» **EXERCISE 1**: Reproduce the rows verbatim, from the start of the rows through the line containing "digit-cell: 3 — [198, 16, 235, 68]", with both ends included.

» **PAGE EXTRACT**:
+++
Posted: Nov 28, 2016 11:33 am
by archibald
GrahamH wrote:I think I know what you mean, but wrt free will I think we need to consider the situation where we experience anticipation of events yet to occur. Anything where there is confabulation after the event is really not a candidate for free will. We need thought preceding action. We need the "conscious choice", however that works.

Of course the relevant event in those cases is what brings about the experience of the anticipatory thought and action, so confabulation can still apply, but the event is hidden.


Yes, what you describe is arguably just another confabulation process, which at first sight seems different but isn't really. I suppose the confabulation in that case is 'you' thinking you're in charge of the foresight, when, how can 'you' be, without you having some version of a laws-of-nature-defying hommunculi directing your mental traffic?
+++
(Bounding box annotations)

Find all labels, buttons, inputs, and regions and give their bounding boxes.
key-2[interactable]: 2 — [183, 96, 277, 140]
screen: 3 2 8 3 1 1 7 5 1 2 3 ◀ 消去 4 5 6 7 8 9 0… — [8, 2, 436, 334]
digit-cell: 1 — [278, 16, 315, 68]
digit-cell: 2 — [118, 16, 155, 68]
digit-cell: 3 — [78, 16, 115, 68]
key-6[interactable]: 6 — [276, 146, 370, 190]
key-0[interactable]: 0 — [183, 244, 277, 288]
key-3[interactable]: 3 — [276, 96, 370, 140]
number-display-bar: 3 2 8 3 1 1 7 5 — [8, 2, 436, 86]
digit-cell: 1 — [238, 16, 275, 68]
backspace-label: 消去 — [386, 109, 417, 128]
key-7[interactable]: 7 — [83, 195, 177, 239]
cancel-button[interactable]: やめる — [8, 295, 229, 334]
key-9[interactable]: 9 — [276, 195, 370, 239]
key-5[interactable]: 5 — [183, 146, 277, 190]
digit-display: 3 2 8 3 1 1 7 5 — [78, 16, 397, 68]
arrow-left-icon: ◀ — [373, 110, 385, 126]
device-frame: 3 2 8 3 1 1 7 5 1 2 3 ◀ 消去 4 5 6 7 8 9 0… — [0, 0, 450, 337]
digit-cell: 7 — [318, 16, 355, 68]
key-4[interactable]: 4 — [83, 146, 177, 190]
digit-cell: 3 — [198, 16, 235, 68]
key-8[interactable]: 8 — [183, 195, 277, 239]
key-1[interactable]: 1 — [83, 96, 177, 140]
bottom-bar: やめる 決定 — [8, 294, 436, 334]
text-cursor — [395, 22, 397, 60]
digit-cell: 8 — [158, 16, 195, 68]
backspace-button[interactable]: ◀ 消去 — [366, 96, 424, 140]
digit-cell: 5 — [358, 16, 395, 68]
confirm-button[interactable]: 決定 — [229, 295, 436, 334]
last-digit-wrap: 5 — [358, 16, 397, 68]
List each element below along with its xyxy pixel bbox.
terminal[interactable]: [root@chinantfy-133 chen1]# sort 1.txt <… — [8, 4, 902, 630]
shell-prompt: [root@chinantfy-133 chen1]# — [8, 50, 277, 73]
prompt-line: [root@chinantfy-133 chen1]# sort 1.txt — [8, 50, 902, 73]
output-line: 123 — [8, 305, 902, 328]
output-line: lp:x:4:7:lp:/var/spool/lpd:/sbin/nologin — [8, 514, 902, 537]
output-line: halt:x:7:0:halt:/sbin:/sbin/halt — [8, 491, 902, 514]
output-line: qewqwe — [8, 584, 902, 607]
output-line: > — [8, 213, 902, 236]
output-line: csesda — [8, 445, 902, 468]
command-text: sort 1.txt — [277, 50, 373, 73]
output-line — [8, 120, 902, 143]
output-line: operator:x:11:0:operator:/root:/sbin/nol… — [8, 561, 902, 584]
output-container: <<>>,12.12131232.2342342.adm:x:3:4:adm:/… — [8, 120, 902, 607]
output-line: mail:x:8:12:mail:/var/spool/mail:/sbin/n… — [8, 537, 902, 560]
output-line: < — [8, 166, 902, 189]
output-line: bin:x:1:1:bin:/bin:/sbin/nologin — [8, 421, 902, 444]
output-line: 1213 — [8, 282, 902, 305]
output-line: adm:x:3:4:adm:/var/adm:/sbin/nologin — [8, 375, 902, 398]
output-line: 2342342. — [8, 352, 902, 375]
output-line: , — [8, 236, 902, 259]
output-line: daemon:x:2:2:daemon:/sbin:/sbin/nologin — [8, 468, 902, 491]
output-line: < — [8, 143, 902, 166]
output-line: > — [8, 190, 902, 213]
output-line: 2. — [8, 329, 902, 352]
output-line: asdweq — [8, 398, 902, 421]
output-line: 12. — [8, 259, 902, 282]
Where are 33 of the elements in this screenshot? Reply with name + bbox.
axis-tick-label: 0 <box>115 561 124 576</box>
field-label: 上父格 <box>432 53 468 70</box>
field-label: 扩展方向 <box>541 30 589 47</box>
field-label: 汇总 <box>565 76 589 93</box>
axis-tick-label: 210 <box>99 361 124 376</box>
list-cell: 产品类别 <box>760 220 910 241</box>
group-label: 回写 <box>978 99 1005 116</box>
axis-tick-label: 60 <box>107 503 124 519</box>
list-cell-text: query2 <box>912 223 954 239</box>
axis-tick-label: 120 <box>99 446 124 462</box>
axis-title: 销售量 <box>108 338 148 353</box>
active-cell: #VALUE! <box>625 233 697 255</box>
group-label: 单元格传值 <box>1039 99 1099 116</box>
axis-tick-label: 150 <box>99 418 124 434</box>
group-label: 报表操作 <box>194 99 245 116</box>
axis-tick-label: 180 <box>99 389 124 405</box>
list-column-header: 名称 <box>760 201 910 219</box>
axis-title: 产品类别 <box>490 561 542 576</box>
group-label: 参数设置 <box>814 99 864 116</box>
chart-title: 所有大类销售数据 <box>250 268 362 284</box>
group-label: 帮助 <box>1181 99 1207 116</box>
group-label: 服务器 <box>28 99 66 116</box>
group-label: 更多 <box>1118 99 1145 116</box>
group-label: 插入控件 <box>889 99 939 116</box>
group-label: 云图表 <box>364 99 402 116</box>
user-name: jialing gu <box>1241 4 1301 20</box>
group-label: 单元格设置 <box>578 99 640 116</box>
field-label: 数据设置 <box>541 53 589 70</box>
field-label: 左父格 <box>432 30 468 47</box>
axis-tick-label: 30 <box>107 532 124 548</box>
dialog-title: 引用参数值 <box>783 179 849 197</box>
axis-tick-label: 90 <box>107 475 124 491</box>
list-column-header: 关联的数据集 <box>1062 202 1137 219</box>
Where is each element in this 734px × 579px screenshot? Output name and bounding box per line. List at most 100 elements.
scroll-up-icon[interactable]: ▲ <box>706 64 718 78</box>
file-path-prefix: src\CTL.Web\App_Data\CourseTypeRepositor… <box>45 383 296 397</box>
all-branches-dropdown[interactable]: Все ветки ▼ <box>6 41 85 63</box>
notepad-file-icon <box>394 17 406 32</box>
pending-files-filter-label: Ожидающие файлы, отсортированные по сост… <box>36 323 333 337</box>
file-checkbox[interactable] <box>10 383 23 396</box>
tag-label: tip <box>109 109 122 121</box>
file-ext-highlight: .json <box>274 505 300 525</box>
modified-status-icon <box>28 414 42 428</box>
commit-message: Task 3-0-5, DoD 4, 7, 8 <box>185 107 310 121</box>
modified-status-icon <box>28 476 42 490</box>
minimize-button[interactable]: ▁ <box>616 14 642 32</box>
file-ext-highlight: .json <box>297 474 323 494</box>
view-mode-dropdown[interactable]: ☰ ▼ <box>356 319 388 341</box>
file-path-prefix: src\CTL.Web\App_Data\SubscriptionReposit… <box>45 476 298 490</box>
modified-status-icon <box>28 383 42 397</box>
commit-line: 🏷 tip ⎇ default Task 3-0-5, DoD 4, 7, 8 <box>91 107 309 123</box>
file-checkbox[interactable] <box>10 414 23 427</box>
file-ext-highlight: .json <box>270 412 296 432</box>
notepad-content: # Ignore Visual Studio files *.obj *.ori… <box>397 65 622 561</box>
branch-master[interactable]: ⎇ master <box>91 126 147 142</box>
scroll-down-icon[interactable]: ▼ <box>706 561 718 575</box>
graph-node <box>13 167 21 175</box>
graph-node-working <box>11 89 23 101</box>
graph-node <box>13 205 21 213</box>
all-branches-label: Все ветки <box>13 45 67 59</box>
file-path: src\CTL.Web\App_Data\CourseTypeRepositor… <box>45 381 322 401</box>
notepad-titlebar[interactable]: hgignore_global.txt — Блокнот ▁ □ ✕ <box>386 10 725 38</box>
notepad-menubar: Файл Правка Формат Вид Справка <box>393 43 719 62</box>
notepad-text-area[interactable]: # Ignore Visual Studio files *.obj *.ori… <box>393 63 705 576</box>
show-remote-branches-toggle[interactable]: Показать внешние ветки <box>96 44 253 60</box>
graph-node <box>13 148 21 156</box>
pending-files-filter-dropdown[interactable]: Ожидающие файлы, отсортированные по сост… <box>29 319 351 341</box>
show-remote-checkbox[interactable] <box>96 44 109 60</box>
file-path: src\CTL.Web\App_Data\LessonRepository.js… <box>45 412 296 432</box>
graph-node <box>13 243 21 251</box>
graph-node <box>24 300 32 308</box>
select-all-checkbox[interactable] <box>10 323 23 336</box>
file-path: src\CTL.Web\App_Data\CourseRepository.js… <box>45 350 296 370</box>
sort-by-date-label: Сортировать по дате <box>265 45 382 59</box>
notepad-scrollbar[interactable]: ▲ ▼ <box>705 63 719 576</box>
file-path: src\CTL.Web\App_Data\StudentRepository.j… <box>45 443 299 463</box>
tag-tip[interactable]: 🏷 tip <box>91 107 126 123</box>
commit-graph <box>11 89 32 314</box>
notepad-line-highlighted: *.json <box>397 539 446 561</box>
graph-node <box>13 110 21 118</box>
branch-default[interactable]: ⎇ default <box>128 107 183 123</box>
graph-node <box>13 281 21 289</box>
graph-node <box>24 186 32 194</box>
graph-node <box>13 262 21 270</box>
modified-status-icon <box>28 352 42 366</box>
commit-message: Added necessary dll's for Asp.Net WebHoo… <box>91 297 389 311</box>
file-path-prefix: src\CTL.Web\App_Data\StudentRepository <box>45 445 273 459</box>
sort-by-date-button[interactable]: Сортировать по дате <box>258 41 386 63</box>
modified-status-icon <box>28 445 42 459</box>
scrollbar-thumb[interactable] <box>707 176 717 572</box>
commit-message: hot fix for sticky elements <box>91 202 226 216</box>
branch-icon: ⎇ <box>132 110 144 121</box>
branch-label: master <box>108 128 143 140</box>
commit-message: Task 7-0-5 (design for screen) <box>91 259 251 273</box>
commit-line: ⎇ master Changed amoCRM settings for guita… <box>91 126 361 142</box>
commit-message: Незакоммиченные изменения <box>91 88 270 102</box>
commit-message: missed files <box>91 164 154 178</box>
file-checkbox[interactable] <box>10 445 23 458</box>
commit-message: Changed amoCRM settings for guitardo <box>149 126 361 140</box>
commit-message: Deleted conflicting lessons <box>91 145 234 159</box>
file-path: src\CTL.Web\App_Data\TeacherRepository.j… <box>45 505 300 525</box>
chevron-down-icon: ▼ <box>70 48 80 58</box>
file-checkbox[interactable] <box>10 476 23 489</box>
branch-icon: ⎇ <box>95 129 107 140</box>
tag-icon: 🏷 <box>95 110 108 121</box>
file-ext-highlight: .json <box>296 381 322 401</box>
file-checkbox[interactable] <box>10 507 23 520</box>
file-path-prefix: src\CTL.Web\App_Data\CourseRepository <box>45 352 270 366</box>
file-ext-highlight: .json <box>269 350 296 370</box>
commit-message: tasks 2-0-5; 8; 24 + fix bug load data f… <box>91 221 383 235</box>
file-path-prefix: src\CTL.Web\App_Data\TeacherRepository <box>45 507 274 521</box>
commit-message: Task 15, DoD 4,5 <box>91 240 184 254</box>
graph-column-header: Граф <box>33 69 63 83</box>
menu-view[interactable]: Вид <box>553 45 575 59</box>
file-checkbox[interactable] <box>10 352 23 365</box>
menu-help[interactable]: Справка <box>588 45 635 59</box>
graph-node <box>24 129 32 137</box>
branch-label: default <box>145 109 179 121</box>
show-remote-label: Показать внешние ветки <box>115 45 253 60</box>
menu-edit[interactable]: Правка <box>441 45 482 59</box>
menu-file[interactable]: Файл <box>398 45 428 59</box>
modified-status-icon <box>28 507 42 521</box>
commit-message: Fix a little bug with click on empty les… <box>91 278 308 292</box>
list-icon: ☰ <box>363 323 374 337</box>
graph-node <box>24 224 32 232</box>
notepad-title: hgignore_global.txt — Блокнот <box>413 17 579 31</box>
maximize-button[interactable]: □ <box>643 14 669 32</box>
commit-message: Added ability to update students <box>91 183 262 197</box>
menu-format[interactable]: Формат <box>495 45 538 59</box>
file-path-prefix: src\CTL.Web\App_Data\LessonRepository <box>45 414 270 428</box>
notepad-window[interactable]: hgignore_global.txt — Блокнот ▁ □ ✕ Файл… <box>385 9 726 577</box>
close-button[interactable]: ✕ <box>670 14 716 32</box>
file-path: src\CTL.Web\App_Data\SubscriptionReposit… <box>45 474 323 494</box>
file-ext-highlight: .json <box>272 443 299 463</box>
+++
» **EXERCISE 2**: In the forum post on free will, why does GrahamH say confabulation can still apply to the anticipation of events yet to occur?

» **SOLUTION 1**:
Find all labels, buttons, inputs, and regions and give their bounding boxes.
key-2[interactable]: 2 — [183, 96, 277, 140]
screen: 3 2 8 3 1 1 7 5 1 2 3 ◀ 消去 4 5 6 7 8 9 0… — [8, 2, 436, 334]
digit-cell: 1 — [278, 16, 315, 68]
digit-cell: 2 — [118, 16, 155, 68]
digit-cell: 3 — [78, 16, 115, 68]
key-6[interactable]: 6 — [276, 146, 370, 190]
key-0[interactable]: 0 — [183, 244, 277, 288]
key-3[interactable]: 3 — [276, 96, 370, 140]
number-display-bar: 3 2 8 3 1 1 7 5 — [8, 2, 436, 86]
digit-cell: 1 — [238, 16, 275, 68]
backspace-label: 消去 — [386, 109, 417, 128]
key-7[interactable]: 7 — [83, 195, 177, 239]
cancel-button[interactable]: やめる — [8, 295, 229, 334]
key-9[interactable]: 9 — [276, 195, 370, 239]
key-5[interactable]: 5 — [183, 146, 277, 190]
digit-display: 3 2 8 3 1 1 7 5 — [78, 16, 397, 68]
arrow-left-icon: ◀ — [373, 110, 385, 126]
device-frame: 3 2 8 3 1 1 7 5 1 2 3 ◀ 消去 4 5 6 7 8 9 0… — [0, 0, 450, 337]
digit-cell: 7 — [318, 16, 355, 68]
key-4[interactable]: 4 — [83, 146, 177, 190]
digit-cell: 3 — [198, 16, 235, 68]

» **SOLUTION 2**: The relevant event in those cases is the one that brings about the experience of the anticipatory thought and action. Confabulation can still apply to it, but that event is hidden.